-- BEGIN AVAILABLE DATA --
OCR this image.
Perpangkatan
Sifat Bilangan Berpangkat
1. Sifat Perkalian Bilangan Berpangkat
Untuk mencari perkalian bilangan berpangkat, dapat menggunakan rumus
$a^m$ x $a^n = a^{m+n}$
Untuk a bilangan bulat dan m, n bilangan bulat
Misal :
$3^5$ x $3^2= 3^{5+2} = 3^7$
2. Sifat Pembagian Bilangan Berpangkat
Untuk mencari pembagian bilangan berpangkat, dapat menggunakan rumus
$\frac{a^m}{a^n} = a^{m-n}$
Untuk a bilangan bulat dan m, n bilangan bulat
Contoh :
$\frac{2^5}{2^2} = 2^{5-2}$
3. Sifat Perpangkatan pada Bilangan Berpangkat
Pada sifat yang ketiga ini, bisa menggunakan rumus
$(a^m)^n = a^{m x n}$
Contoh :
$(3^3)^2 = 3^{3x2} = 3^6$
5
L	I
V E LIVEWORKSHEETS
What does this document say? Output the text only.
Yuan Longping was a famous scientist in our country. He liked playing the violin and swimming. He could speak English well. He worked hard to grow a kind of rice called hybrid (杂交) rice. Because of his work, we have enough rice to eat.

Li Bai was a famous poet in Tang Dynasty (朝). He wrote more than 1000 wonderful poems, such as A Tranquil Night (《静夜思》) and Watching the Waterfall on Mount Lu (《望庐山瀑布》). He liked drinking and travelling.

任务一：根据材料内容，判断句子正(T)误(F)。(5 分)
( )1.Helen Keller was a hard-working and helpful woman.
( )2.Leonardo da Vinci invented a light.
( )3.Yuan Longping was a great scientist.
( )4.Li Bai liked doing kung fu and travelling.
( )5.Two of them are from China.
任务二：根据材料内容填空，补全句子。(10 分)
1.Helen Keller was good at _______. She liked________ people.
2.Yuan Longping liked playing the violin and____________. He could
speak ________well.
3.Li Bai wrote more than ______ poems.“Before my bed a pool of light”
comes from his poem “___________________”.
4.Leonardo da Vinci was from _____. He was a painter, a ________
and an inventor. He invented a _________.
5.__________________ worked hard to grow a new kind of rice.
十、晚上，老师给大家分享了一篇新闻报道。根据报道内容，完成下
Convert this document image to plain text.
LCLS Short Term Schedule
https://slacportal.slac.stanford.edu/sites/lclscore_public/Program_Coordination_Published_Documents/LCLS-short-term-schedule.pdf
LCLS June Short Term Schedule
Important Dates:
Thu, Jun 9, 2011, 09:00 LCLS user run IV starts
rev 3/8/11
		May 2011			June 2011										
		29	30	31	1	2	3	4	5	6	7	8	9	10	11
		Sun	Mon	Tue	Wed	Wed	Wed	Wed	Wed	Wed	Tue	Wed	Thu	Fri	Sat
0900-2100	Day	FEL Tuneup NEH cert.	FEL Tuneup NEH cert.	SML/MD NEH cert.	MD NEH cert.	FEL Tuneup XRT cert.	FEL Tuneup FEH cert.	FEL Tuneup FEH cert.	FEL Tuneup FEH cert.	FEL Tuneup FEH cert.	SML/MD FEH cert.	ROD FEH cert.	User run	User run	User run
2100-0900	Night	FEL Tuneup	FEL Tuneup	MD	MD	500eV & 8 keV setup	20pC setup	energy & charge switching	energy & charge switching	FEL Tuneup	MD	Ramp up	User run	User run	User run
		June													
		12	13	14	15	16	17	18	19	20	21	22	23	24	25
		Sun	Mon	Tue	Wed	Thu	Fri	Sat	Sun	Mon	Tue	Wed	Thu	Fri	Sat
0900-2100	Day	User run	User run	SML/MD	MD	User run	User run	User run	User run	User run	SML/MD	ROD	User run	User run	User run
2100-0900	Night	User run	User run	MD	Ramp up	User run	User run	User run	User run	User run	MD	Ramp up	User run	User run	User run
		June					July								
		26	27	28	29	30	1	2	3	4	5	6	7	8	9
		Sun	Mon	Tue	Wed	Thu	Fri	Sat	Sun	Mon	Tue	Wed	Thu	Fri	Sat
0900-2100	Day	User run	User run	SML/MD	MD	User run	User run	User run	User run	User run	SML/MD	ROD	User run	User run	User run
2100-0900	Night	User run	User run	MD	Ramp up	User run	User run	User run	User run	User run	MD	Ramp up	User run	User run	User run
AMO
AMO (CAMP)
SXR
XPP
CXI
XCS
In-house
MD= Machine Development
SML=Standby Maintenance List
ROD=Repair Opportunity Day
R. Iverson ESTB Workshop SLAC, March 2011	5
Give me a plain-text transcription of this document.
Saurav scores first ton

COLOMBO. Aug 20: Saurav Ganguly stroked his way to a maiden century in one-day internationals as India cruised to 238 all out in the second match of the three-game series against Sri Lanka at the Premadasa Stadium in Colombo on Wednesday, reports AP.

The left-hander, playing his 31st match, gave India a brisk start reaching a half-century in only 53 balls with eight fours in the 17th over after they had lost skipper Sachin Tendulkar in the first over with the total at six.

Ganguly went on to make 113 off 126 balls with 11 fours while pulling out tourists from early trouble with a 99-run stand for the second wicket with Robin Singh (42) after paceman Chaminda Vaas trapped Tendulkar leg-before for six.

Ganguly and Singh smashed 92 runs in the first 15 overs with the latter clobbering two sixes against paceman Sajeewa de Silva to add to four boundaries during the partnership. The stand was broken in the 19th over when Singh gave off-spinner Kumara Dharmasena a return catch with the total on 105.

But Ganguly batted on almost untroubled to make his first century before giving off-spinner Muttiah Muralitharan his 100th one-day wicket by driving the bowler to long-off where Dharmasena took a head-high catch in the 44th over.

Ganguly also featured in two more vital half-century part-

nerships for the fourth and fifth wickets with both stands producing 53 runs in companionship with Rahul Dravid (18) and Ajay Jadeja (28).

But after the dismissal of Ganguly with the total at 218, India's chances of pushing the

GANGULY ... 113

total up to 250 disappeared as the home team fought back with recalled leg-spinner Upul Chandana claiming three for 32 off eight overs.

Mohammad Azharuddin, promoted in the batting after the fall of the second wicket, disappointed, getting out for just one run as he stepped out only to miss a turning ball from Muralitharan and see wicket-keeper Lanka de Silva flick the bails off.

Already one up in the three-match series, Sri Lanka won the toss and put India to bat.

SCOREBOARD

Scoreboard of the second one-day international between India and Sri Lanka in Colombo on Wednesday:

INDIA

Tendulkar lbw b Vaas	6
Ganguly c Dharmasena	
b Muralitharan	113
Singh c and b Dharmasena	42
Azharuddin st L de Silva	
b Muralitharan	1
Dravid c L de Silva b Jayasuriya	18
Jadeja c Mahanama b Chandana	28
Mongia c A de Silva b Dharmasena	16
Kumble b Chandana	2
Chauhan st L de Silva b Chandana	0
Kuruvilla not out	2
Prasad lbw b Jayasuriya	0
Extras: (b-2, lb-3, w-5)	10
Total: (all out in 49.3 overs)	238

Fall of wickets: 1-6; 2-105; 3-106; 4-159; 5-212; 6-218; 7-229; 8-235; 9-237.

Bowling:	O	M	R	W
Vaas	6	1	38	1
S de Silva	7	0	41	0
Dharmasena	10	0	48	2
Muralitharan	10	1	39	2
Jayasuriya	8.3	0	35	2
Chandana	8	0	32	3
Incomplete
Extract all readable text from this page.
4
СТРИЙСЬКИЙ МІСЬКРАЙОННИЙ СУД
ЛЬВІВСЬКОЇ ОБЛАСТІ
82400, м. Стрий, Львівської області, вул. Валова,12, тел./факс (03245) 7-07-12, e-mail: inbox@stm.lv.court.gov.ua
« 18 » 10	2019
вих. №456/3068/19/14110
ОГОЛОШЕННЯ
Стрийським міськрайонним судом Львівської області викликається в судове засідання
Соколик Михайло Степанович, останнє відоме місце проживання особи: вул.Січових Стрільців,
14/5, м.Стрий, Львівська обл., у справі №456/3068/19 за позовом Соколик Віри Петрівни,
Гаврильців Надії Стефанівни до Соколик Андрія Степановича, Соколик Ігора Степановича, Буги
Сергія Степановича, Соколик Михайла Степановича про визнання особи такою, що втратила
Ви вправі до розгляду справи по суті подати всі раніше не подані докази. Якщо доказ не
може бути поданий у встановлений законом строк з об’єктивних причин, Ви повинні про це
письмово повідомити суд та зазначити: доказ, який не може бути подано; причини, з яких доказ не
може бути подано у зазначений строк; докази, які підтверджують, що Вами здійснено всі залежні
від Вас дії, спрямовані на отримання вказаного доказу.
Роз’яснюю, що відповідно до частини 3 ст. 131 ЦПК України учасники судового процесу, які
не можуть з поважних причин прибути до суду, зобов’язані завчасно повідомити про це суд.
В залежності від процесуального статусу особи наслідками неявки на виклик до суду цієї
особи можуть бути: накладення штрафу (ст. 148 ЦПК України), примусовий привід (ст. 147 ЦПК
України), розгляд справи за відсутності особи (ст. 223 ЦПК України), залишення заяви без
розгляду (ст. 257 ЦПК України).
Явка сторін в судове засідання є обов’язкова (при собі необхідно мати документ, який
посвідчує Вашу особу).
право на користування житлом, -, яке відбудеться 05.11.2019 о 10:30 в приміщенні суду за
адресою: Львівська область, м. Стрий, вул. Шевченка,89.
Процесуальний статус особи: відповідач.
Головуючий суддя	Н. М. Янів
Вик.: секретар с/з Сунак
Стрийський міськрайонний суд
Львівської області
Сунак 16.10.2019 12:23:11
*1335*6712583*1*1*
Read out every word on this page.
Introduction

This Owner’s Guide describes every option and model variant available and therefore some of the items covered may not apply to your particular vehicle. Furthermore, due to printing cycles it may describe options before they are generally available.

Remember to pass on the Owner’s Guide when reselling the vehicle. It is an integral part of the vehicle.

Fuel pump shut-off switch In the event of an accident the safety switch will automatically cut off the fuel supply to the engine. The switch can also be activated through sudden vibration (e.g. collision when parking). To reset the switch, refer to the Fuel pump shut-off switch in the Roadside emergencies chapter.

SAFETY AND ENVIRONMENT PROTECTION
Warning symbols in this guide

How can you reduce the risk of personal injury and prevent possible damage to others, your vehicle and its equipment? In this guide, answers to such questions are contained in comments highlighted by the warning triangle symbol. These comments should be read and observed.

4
-- END AVAILABLE DATA --
● **DESCRIPTION OF THE TASK**:
Pull out each line containing the word "Leonardo" and copy it.

● **EXERCISE RESPONSE**:
( )2.Leonardo da Vinci invented a light.
4.Leonardo da Vinci was from _____. He was a painter, a ________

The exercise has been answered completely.